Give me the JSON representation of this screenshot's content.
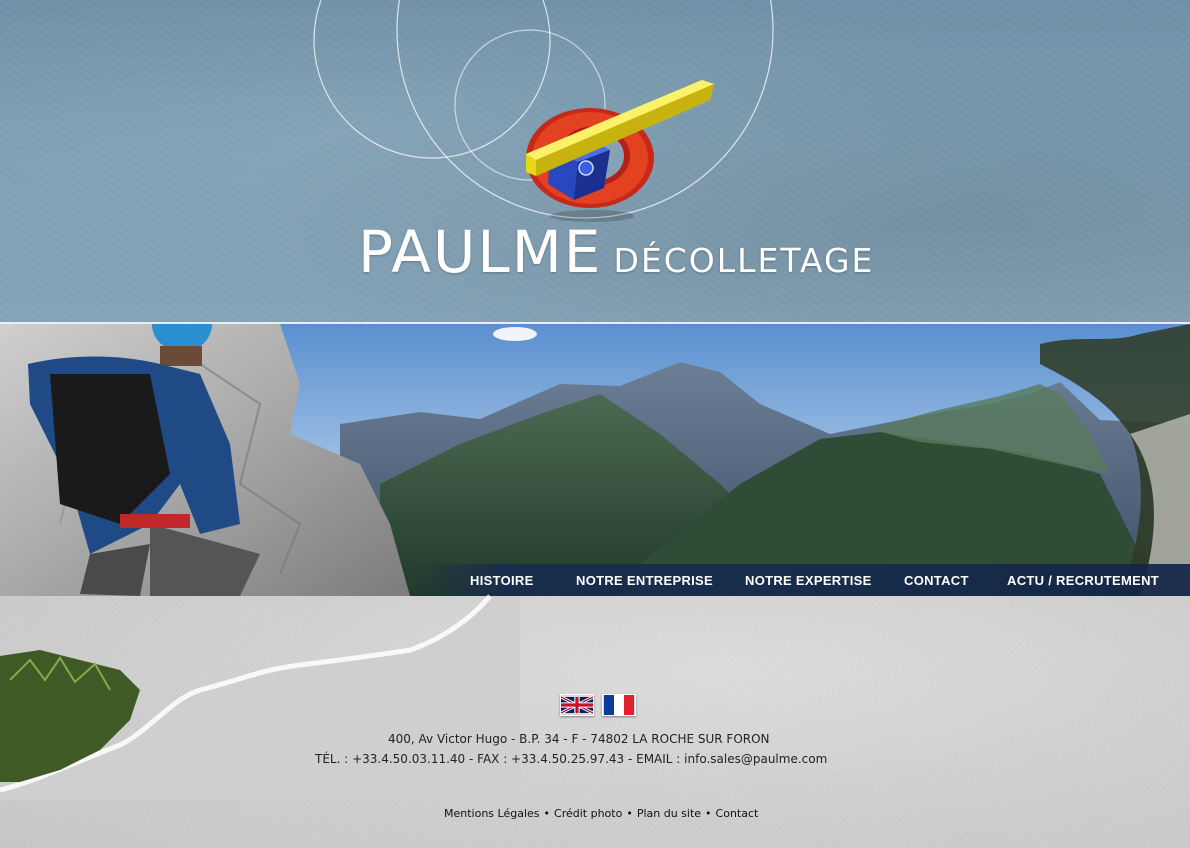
{
  "brand": {
    "name": "PAULME",
    "tagline": "DÉCOLLETAGE"
  },
  "nav": {
    "items": [
      {
        "label": "HISTOIRE"
      },
      {
        "label": "NOTRE ENTREPRISE"
      },
      {
        "label": "NOTRE EXPERTISE"
      },
      {
        "label": "CONTACT"
      },
      {
        "label": "ACTU / RECRUTEMENT"
      }
    ]
  },
  "languages": [
    {
      "code": "en",
      "icon": "uk-flag-icon"
    },
    {
      "code": "fr",
      "icon": "france-flag-icon"
    }
  ],
  "address": {
    "line1": "400, Av Victor Hugo - B.P. 34 - F - 74802 LA ROCHE SUR FORON",
    "line2": "TÉL. : +33.4.50.03.11.40  - FAX : +33.4.50.25.97.43 - EMAIL : info.sales@paulme.com"
  },
  "footer": {
    "links": [
      "Mentions Légales",
      "Crédit photo",
      "Plan du site",
      "Contact"
    ],
    "separator": "•"
  },
  "colors": {
    "header_blue": "#7d9db2",
    "nav_bar": "#162a52",
    "paper": "#cfcfcf",
    "logo_red": "#d8361e",
    "logo_blue": "#2e4fc7",
    "logo_yellow": "#f4e11a"
  }
}
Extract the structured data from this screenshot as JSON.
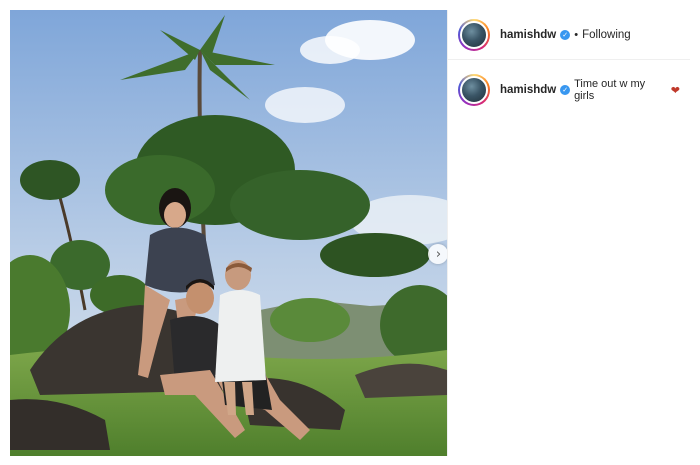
{
  "post": {
    "username": "hamishdw",
    "verified_glyph": "✓",
    "separator": "•",
    "follow_status": "Following",
    "caption": "Time out w my girls",
    "caption_emoji": "❤",
    "next_glyph": "›"
  },
  "icons": [
    "verified-badge-icon",
    "chevron-right-icon",
    "heart-emoji-icon"
  ],
  "colors": {
    "verified": "#3897f0",
    "text": "#262626",
    "divider": "#efefef"
  }
}
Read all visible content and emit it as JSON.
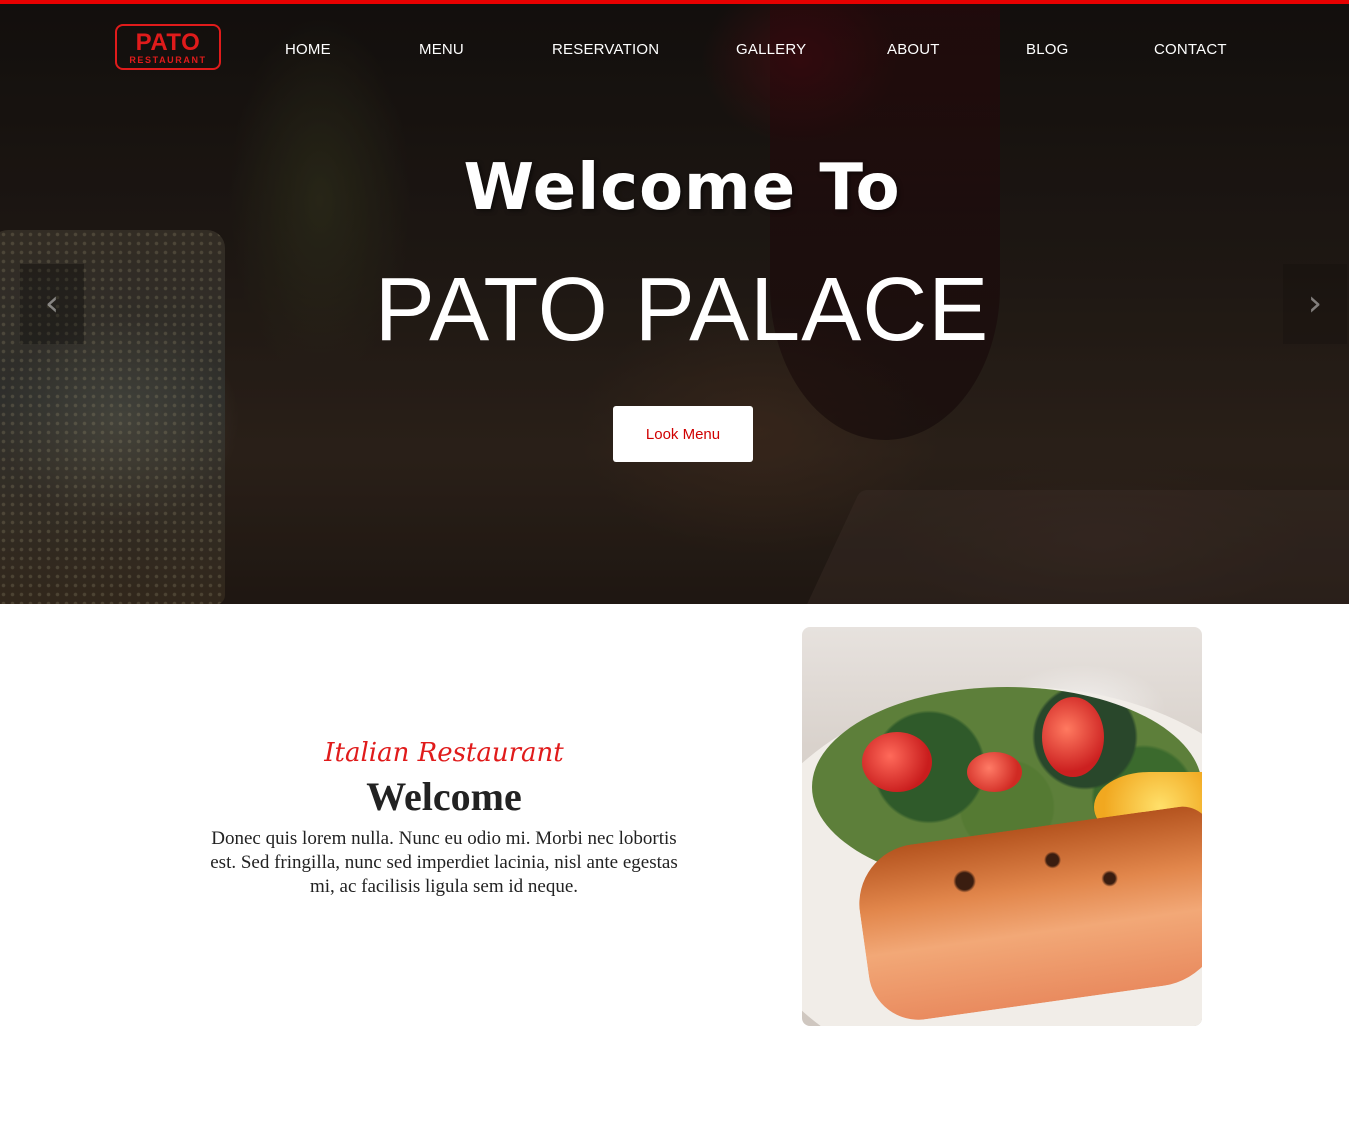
{
  "brand": {
    "name": "PATO",
    "tagline": "RESTAURANT",
    "color": "#e01b1b"
  },
  "nav": {
    "items": [
      "HOME",
      "MENU",
      "RESERVATION",
      "GALLERY",
      "ABOUT",
      "BLOG",
      "CONTACT"
    ]
  },
  "hero": {
    "welcome": "Welcome To",
    "title": "PATO PALACE",
    "cta_label": "Look Menu",
    "prev_icon": "chevron-left-icon",
    "next_icon": "chevron-right-icon",
    "prev_glyph": "‹",
    "next_glyph": "›"
  },
  "about": {
    "subtitle": "Italian Restaurant",
    "heading": "Welcome",
    "paragraph": "Donec quis lorem nulla. Nunc eu odio mi. Morbi nec lobortis est. Sed fringilla, nunc sed imperdiet lacinia, nisl ante egestas mi, ac facilisis ligula sem id neque."
  },
  "colors": {
    "accent": "#e01b1b",
    "text": "#222222"
  }
}
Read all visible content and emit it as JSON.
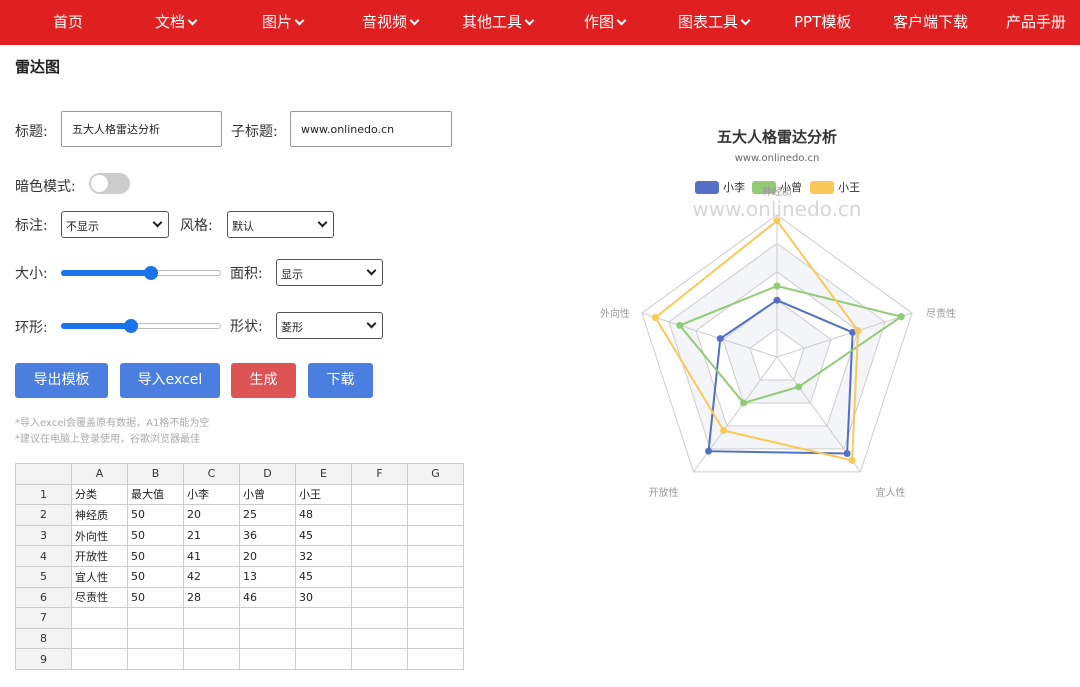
{
  "nav": {
    "items": [
      {
        "label": "首页",
        "dropdown": false
      },
      {
        "label": "文档",
        "dropdown": true
      },
      {
        "label": "图片",
        "dropdown": true
      },
      {
        "label": "音视频",
        "dropdown": true
      },
      {
        "label": "其他工具",
        "dropdown": true
      },
      {
        "label": "作图",
        "dropdown": true
      },
      {
        "label": "图表工具",
        "dropdown": true
      },
      {
        "label": "PPT模板",
        "dropdown": false
      },
      {
        "label": "客户端下载",
        "dropdown": false
      },
      {
        "label": "产品手册",
        "dropdown": false
      }
    ]
  },
  "page": {
    "title": "雷达图"
  },
  "form": {
    "title_label": "标题:",
    "title_value": "五大人格雷达分析",
    "subtitle_label": "子标题:",
    "subtitle_value": "www.onlinedo.cn",
    "dark_mode_label": "暗色模式:",
    "dark_mode_on": false,
    "annotation_label": "标注:",
    "annotation_value": "不显示",
    "style_label": "风格:",
    "style_value": "默认",
    "size_label": "大小:",
    "size_level": 0.56,
    "area_label": "面积:",
    "area_value": "显示",
    "ring_label": "环形:",
    "ring_level": 0.44,
    "shape_label": "形状:",
    "shape_value": "菱形"
  },
  "buttons": {
    "export_template": "导出模板",
    "import_excel": "导入excel",
    "generate": "生成",
    "download": "下载"
  },
  "notes": [
    "*导入excel会覆盖原有数据，A1格不能为空",
    "*建议在电脑上登录使用，谷歌浏览器最佳"
  ],
  "sheet": {
    "columns": [
      "",
      "A",
      "B",
      "C",
      "D",
      "E",
      "F",
      "G"
    ],
    "rows": [
      [
        "1",
        "分类",
        "最大值",
        "小李",
        "小曾",
        "小王",
        "",
        ""
      ],
      [
        "2",
        "神经质",
        "50",
        "20",
        "25",
        "48",
        "",
        ""
      ],
      [
        "3",
        "外向性",
        "50",
        "21",
        "36",
        "45",
        "",
        ""
      ],
      [
        "4",
        "开放性",
        "50",
        "41",
        "20",
        "32",
        "",
        ""
      ],
      [
        "5",
        "宜人性",
        "50",
        "42",
        "13",
        "45",
        "",
        ""
      ],
      [
        "6",
        "尽责性",
        "50",
        "28",
        "46",
        "30",
        "",
        ""
      ],
      [
        "7",
        "",
        "",
        "",
        "",
        "",
        "",
        ""
      ],
      [
        "8",
        "",
        "",
        "",
        "",
        "",
        "",
        ""
      ],
      [
        "9",
        "",
        "",
        "",
        "",
        "",
        "",
        ""
      ]
    ]
  },
  "watermark": "www.onlinedo.cn",
  "chart_data": {
    "type": "radar",
    "title": "五大人格雷达分析",
    "subtitle": "www.onlinedo.cn",
    "indicators": [
      "神经质",
      "尽责性",
      "宜人性",
      "开放性",
      "外向性"
    ],
    "max": 50,
    "shape": "polygon",
    "area": true,
    "legend_position": "top",
    "series": [
      {
        "name": "小李",
        "color": "#5470c6",
        "values": [
          20,
          28,
          42,
          41,
          21
        ]
      },
      {
        "name": "小曾",
        "color": "#91cc75",
        "values": [
          25,
          46,
          13,
          20,
          36
        ]
      },
      {
        "name": "小王",
        "color": "#fac858",
        "values": [
          48,
          30,
          45,
          32,
          45
        ]
      }
    ]
  }
}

- - -

Direction =
Write the material out again exactly as it appears, dropping the pictures.

The completed task =
Give me the JSON representation of this screenshot's content.
{
  "brand": {
    "name": "PAULME",
    "tagline": "DÉCOLLETAGE"
  },
  "nav": {
    "items": [
      {
        "label": "HISTOIRE"
      },
      {
        "label": "NOTRE ENTREPRISE"
      },
      {
        "label": "NOTRE EXPERTISE"
      },
      {
        "label": "CONTACT"
      },
      {
        "label": "ACTU / RECRUTEMENT"
      }
    ]
  },
  "languages": [
    {
      "code": "en",
      "icon": "uk-flag-icon"
    },
    {
      "code": "fr",
      "icon": "france-flag-icon"
    }
  ],
  "address": {
    "line1": "400, Av Victor Hugo - B.P. 34 - F - 74802 LA ROCHE SUR FORON",
    "line2": "TÉL. : +33.4.50.03.11.40  - FAX : +33.4.50.25.97.43 - EMAIL : info.sales@paulme.com"
  },
  "footer": {
    "links": [
      "Mentions Légales",
      "Crédit photo",
      "Plan du site",
      "Contact"
    ],
    "separator": "•"
  },
  "colors": {
    "header_blue": "#7d9db2",
    "nav_bar": "#162a52",
    "paper": "#cfcfcf",
    "logo_red": "#d8361e",
    "logo_blue": "#2e4fc7",
    "logo_yellow": "#f4e11a"
  }
}
Extract the structured data from this screenshot as JSON.
{
  "post": {
    "username": "hamishdw",
    "verified_glyph": "✓",
    "separator": "•",
    "follow_status": "Following",
    "caption": "Time out w my girls",
    "caption_emoji": "❤",
    "next_glyph": "›"
  },
  "icons": [
    "verified-badge-icon",
    "chevron-right-icon",
    "heart-emoji-icon"
  ],
  "colors": {
    "verified": "#3897f0",
    "text": "#262626",
    "divider": "#efefef"
  }
}
Read all visible content and emit it as JSON.
{
  "brand": {
    "name": "PATO",
    "tagline": "RESTAURANT",
    "color": "#e01b1b"
  },
  "nav": {
    "items": [
      "HOME",
      "MENU",
      "RESERVATION",
      "GALLERY",
      "ABOUT",
      "BLOG",
      "CONTACT"
    ]
  },
  "hero": {
    "welcome": "Welcome To",
    "title": "PATO PALACE",
    "cta_label": "Look Menu",
    "prev_icon": "chevron-left-icon",
    "next_icon": "chevron-right-icon",
    "prev_glyph": "‹",
    "next_glyph": "›"
  },
  "about": {
    "subtitle": "Italian Restaurant",
    "heading": "Welcome",
    "paragraph": "Donec quis lorem nulla. Nunc eu odio mi. Morbi nec lobortis est. Sed fringilla, nunc sed imperdiet lacinia, nisl ante egestas mi, ac facilisis ligula sem id neque."
  },
  "colors": {
    "accent": "#e01b1b",
    "text": "#222222"
  }
}
Read all visible content and emit it as JSON.
{
  "nav": {
    "items": [
      {
        "label": "首页",
        "dropdown": false
      },
      {
        "label": "文档",
        "dropdown": true
      },
      {
        "label": "图片",
        "dropdown": true
      },
      {
        "label": "音视频",
        "dropdown": true
      },
      {
        "label": "其他工具",
        "dropdown": true
      },
      {
        "label": "作图",
        "dropdown": true
      },
      {
        "label": "图表工具",
        "dropdown": true
      },
      {
        "label": "PPT模板",
        "dropdown": false
      },
      {
        "label": "客户端下载",
        "dropdown": false
      },
      {
        "label": "产品手册",
        "dropdown": false
      }
    ]
  },
  "page": {
    "title": "雷达图"
  },
  "form": {
    "title_label": "标题:",
    "title_value": "五大人格雷达分析",
    "subtitle_label": "子标题:",
    "subtitle_value": "www.onlinedo.cn",
    "dark_mode_label": "暗色模式:",
    "dark_mode_on": false,
    "annotation_label": "标注:",
    "annotation_value": "不显示",
    "style_label": "风格:",
    "style_value": "默认",
    "size_label": "大小:",
    "size_level": 0.56,
    "area_label": "面积:",
    "area_value": "显示",
    "ring_label": "环形:",
    "ring_level": 0.44,
    "shape_label": "形状:",
    "shape_value": "菱形"
  },
  "buttons": {
    "export_template": "导出模板",
    "import_excel": "导入excel",
    "generate": "生成",
    "download": "下载"
  },
  "notes": [
    "*导入excel会覆盖原有数据，A1格不能为空",
    "*建议在电脑上登录使用，谷歌浏览器最佳"
  ],
  "sheet": {
    "columns": [
      "",
      "A",
      "B",
      "C",
      "D",
      "E",
      "F",
      "G"
    ],
    "rows": [
      [
        "1",
        "分类",
        "最大值",
        "小李",
        "小曾",
        "小王",
        "",
        ""
      ],
      [
        "2",
        "神经质",
        "50",
        "20",
        "25",
        "48",
        "",
        ""
      ],
      [
        "3",
        "外向性",
        "50",
        "21",
        "36",
        "45",
        "",
        ""
      ],
      [
        "4",
        "开放性",
        "50",
        "41",
        "20",
        "32",
        "",
        ""
      ],
      [
        "5",
        "宜人性",
        "50",
        "42",
        "13",
        "45",
        "",
        ""
      ],
      [
        "6",
        "尽责性",
        "50",
        "28",
        "46",
        "30",
        "",
        ""
      ],
      [
        "7",
        "",
        "",
        "",
        "",
        "",
        "",
        ""
      ],
      [
        "8",
        "",
        "",
        "",
        "",
        "",
        "",
        ""
      ],
      [
        "9",
        "",
        "",
        "",
        "",
        "",
        "",
        ""
      ]
    ]
  },
  "watermark": "www.onlinedo.cn",
  "chart_data": {
    "type": "radar",
    "title": "五大人格雷达分析",
    "subtitle": "www.onlinedo.cn",
    "indicators": [
      "神经质",
      "尽责性",
      "宜人性",
      "开放性",
      "外向性"
    ],
    "max": 50,
    "shape": "polygon",
    "area": true,
    "legend_position": "top",
    "series": [
      {
        "name": "小李",
        "color": "#5470c6",
        "values": [
          20,
          28,
          42,
          41,
          21
        ]
      },
      {
        "name": "小曾",
        "color": "#91cc75",
        "values": [
          25,
          46,
          13,
          20,
          36
        ]
      },
      {
        "name": "小王",
        "color": "#fac858",
        "values": [
          48,
          30,
          45,
          32,
          45
        ]
      }
    ]
  }
}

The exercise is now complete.